• Short task:
Reproduce the entries below in full, word for word.
-- start Records supplied --
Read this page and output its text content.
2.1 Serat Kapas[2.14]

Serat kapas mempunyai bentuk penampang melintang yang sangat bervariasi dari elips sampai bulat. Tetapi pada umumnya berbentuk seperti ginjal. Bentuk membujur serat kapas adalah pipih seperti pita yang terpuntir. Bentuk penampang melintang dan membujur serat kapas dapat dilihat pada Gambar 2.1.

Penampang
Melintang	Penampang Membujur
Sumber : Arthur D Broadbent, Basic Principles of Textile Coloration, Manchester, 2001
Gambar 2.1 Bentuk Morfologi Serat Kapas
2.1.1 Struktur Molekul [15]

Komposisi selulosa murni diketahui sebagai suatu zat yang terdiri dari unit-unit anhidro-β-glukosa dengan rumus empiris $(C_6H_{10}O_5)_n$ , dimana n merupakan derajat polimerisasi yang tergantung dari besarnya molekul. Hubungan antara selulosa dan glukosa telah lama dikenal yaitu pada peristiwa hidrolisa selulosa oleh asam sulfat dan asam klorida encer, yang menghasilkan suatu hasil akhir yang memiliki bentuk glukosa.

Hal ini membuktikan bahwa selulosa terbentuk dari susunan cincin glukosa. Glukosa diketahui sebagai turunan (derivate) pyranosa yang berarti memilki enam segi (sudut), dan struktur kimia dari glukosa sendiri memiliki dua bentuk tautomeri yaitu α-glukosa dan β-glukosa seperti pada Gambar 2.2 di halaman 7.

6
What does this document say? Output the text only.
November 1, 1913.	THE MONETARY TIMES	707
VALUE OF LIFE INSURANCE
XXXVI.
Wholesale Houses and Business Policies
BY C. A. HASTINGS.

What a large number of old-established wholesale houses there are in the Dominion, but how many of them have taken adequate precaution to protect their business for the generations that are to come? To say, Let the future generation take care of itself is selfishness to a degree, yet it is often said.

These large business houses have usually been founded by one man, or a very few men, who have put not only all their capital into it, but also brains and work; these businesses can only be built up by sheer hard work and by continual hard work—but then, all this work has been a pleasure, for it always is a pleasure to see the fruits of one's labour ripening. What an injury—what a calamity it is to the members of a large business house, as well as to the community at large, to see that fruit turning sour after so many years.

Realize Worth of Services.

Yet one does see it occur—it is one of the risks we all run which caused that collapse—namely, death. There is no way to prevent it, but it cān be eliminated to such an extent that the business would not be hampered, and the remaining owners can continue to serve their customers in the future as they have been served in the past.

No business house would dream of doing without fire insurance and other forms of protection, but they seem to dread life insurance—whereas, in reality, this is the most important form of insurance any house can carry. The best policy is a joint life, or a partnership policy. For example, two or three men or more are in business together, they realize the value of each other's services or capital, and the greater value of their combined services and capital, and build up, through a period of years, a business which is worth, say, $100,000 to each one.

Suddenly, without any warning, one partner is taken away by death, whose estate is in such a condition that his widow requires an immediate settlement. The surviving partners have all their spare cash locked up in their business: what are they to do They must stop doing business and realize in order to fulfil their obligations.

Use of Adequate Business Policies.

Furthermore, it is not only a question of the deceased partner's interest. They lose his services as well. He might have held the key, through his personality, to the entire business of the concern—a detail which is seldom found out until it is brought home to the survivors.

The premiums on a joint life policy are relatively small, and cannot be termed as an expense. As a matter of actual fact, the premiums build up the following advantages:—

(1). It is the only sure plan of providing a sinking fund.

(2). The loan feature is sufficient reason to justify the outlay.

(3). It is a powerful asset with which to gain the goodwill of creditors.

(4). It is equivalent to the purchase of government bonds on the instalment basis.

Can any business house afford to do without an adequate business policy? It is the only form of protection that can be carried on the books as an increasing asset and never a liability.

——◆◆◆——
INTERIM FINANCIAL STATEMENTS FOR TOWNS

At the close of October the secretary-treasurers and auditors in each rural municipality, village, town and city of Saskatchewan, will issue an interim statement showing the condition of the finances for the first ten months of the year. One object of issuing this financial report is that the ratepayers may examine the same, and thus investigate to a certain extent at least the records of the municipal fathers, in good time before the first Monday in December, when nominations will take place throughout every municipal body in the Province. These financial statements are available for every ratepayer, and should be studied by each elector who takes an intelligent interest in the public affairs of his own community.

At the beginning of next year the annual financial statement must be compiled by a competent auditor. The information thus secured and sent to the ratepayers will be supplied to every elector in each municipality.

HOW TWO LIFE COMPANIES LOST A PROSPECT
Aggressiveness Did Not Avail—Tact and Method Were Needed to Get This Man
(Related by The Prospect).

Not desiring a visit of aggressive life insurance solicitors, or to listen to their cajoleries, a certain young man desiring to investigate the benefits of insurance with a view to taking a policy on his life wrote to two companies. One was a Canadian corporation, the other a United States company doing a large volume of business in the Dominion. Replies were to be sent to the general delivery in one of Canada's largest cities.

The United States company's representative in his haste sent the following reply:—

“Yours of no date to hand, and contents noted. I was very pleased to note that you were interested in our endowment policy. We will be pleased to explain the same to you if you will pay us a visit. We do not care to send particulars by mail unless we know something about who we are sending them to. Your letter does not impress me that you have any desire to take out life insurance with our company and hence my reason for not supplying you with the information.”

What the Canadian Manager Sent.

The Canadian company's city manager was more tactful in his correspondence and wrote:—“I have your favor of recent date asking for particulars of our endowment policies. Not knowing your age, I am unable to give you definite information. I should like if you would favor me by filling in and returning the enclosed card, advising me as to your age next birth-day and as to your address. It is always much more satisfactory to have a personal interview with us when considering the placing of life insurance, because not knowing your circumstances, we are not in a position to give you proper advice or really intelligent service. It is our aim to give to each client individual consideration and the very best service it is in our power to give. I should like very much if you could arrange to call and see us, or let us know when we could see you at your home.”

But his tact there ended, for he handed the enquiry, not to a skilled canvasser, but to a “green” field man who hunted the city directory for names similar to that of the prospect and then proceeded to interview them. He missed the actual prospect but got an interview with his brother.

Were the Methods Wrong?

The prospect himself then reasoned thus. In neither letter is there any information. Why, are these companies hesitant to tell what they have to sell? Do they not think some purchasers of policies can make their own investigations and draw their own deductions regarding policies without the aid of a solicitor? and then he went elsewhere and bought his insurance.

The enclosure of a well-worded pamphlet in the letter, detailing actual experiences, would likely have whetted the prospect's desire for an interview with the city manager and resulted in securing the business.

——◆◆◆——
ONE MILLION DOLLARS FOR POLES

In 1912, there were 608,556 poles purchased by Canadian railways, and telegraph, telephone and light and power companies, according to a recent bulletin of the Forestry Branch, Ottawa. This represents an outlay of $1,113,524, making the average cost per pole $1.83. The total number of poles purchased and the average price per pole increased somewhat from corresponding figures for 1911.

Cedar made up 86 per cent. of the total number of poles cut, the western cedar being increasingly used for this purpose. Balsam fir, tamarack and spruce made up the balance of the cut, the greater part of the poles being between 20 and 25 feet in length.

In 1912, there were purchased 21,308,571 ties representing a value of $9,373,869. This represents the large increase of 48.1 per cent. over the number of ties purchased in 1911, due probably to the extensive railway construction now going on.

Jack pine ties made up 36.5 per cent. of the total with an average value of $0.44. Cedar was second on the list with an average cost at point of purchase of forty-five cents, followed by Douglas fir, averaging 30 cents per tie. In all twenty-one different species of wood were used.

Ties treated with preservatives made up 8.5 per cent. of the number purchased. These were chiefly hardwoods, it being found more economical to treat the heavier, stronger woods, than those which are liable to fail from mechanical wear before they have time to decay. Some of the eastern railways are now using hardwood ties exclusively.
-- end Records supplied --
• Full response:
Read this page and output its text content.
2.1 Serat Kapas[2.14]

Serat kapas mempunyai bentuk penampang melintang yang sangat bervariasi dari elips sampai bulat. Tetapi pada umumnya berbentuk seperti ginjal. Bentuk membujur serat kapas adalah pipih seperti pita yang terpuntir. Bentuk penampang melintang dan membujur serat kapas dapat dilihat pada Gambar 2.1.

Penampang
Melintang	Penampang Membujur
Sumber : Arthur D Broadbent, Basic Principles of Textile Coloration, Manchester, 2001
Gambar 2.1 Bentuk Morfologi Serat Kapas
2.1.1 Struktur Molekul [15]

Komposisi selulosa murni diketahui sebagai suatu zat yang terdiri dari unit-unit anhidro-β-glukosa dengan rumus empiris $(C_6H_{10}O_5)_n$ , dimana n merupakan derajat polimerisasi yang tergantung dari besarnya molekul. Hubungan antara selulosa dan glukosa telah lama dikenal yaitu pada peristiwa hidrolisa selulosa oleh asam sulfat dan asam klorida encer, yang menghasilkan suatu hasil akhir yang memiliki bentuk glukosa.

Hal ini membuktikan bahwa selulosa terbentuk dari susunan cincin glukosa. Glukosa diketahui sebagai turunan (derivate) pyranosa yang berarti memilki enam segi (sudut), dan struktur kimia dari glukosa sendiri memiliki dua bentuk tautomeri yaitu α-glukosa dan β-glukosa seperti pada Gambar 2.2 di halaman 7.

6
What does this document say? Output the text only.
November 1, 1913.	THE MONETARY TIMES	707
VALUE OF LIFE INSURANCE
XXXVI.
Wholesale Houses and Business Policies
BY C. A. HASTINGS.

What a large number of old-established wholesale houses there are in the Dominion, but how many of them have taken adequate precaution to protect their business for the generations that are to come? To say, Let the future generation take care of itself is selfishness to a degree, yet it is often said.

These large business houses have usually been founded by one man, or a very few men, who have put not only all their capital into it, but also brains and work; these businesses can only be built up by sheer hard work and by continual hard work—but then, all this work has been a pleasure, for it always is a pleasure to see the fruits of one's labour ripening. What an injury—what a calamity it is to the members of a large business house, as well as to the community at large, to see that fruit turning sour after so many years.

Realize Worth of Services.

Yet one does see it occur—it is one of the risks we all run which caused that collapse—namely, death. There is no way to prevent it, but it cān be eliminated to such an extent that the business would not be hampered, and the remaining owners can continue to serve their customers in the future as they have been served in the past.

No business house would dream of doing without fire insurance and other forms of protection, but they seem to dread life insurance—whereas, in reality, this is the most important form of insurance any house can carry. The best policy is a joint life, or a partnership policy. For example, two or three men or more are in business together, they realize the value of each other's services or capital, and the greater value of their combined services and capital, and build up, through a period of years, a business which is worth, say, $100,000 to each one.

Suddenly, without any warning, one partner is taken away by death, whose estate is in such a condition that his widow requires an immediate settlement. The surviving partners have all their spare cash locked up in their business: what are they to do They must stop doing business and realize in order to fulfil their obligations.

Use of Adequate Business Policies.

Furthermore, it is not only a question of the deceased partner's interest. They lose his services as well. He might have held the key, through his personality, to the entire business of the concern—a detail which is seldom found out until it is brought home to the survivors.

The premiums on a joint life policy are relatively small, and cannot be termed as an expense. As a matter of actual fact, the premiums build up the following advantages:—

(1). It is the only sure plan of providing a sinking fund.

(2). The loan feature is sufficient reason to justify the outlay.

(3). It is a powerful asset with which to gain the goodwill of creditors.

(4). It is equivalent to the purchase of government bonds on the instalment basis.

Can any business house afford to do without an adequate business policy? It is the only form of protection that can be carried on the books as an increasing asset and never a liability.

——◆◆◆——
INTERIM FINANCIAL STATEMENTS FOR TOWNS

At the close of October the secretary-treasurers and auditors in each rural municipality, village, town and city of Saskatchewan, will issue an interim statement showing the condition of the finances for the first ten months of the year. One object of issuing this financial report is that the ratepayers may examine the same, and thus investigate to a certain extent at least the records of the municipal fathers, in good time before the first Monday in December, when nominations will take place throughout every municipal body in the Province. These financial statements are available for every ratepayer, and should be studied by each elector who takes an intelligent interest in the public affairs of his own community.

At the beginning of next year the annual financial statement must be compiled by a competent auditor. The information thus secured and sent to the ratepayers will be supplied to every elector in each municipality.

HOW TWO LIFE COMPANIES LOST A PROSPECT
Aggressiveness Did Not Avail—Tact and Method Were Needed to Get This Man
(Related by The Prospect).

Not desiring a visit of aggressive life insurance solicitors, or to listen to their cajoleries, a certain young man desiring to investigate the benefits of insurance with a view to taking a policy on his life wrote to two companies. One was a Canadian corporation, the other a United States company doing a large volume of business in the Dominion. Replies were to be sent to the general delivery in one of Canada's largest cities.

The United States company's representative in his haste sent the following reply:—

“Yours of no date to hand, and contents noted. I was very pleased to note that you were interested in our endowment policy. We will be pleased to explain the same to you if you will pay us a visit. We do not care to send particulars by mail unless we know something about who we are sending them to. Your letter does not impress me that you have any desire to take out life insurance with our company and hence my reason for not supplying you with the information.”

What the Canadian Manager Sent.

The Canadian company's city manager was more tactful in his correspondence and wrote:—“I have your favor of recent date asking for particulars of our endowment policies. Not knowing your age, I am unable to give you definite information. I should like if you would favor me by filling in and returning the enclosed card, advising me as to your age next birth-day and as to your address. It is always much more satisfactory to have a personal interview with us when considering the placing of life insurance, because not knowing your circumstances, we are not in a position to give you proper advice or really intelligent service. It is our aim to give to each client individual consideration and the very best service it is in our power to give. I should like very much if you could arrange to call and see us, or let us know when we could see you at your home.”

But his tact there ended, for he handed the enquiry, not to a skilled canvasser, but to a “green” field man who hunted the city directory for names similar to that of the prospect and then proceeded to interview them. He missed the actual prospect but got an interview with his brother.

Were the Methods Wrong?

The prospect himself then reasoned thus. In neither letter is there any information. Why, are these companies hesitant to tell what they have to sell? Do they not think some purchasers of policies can make their own investigations and draw their own deductions regarding policies without the aid of a solicitor? and then he went elsewhere and bought his insurance.

The enclosure of a well-worded pamphlet in the letter, detailing actual experiences, would likely have whetted the prospect's desire for an interview with the city manager and resulted in securing the business.

——◆◆◆——
ONE MILLION DOLLARS FOR POLES

In 1912, there were 608,556 poles purchased by Canadian railways, and telegraph, telephone and light and power companies, according to a recent bulletin of the Forestry Branch, Ottawa. This represents an outlay of $1,113,524, making the average cost per pole $1.83. The total number of poles purchased and the average price per pole increased somewhat from corresponding figures for 1911.

Cedar made up 86 per cent. of the total number of poles cut, the western cedar being increasingly used for this purpose. Balsam fir, tamarack and spruce made up the balance of the cut, the greater part of the poles being between 20 and 25 feet in length.

In 1912, there were purchased 21,308,571 ties representing a value of $9,373,869. This represents the large increase of 48.1 per cent. over the number of ties purchased in 1911, due probably to the extensive railway construction now going on.

Jack pine ties made up 36.5 per cent. of the total with an average value of $0.44. Cedar was second on the list with an average cost at point of purchase of forty-five cents, followed by Douglas fir, averaging 30 cents per tie. In all twenty-one different species of wood were used.

Ties treated with preservatives made up 8.5 per cent. of the number purchased. These were chiefly hardwoods, it being found more economical to treat the heavier, stronger woods, than those which are liable to fail from mechanical wear before they have time to decay. Some of the eastern railways are now using hardwood ties exclusively.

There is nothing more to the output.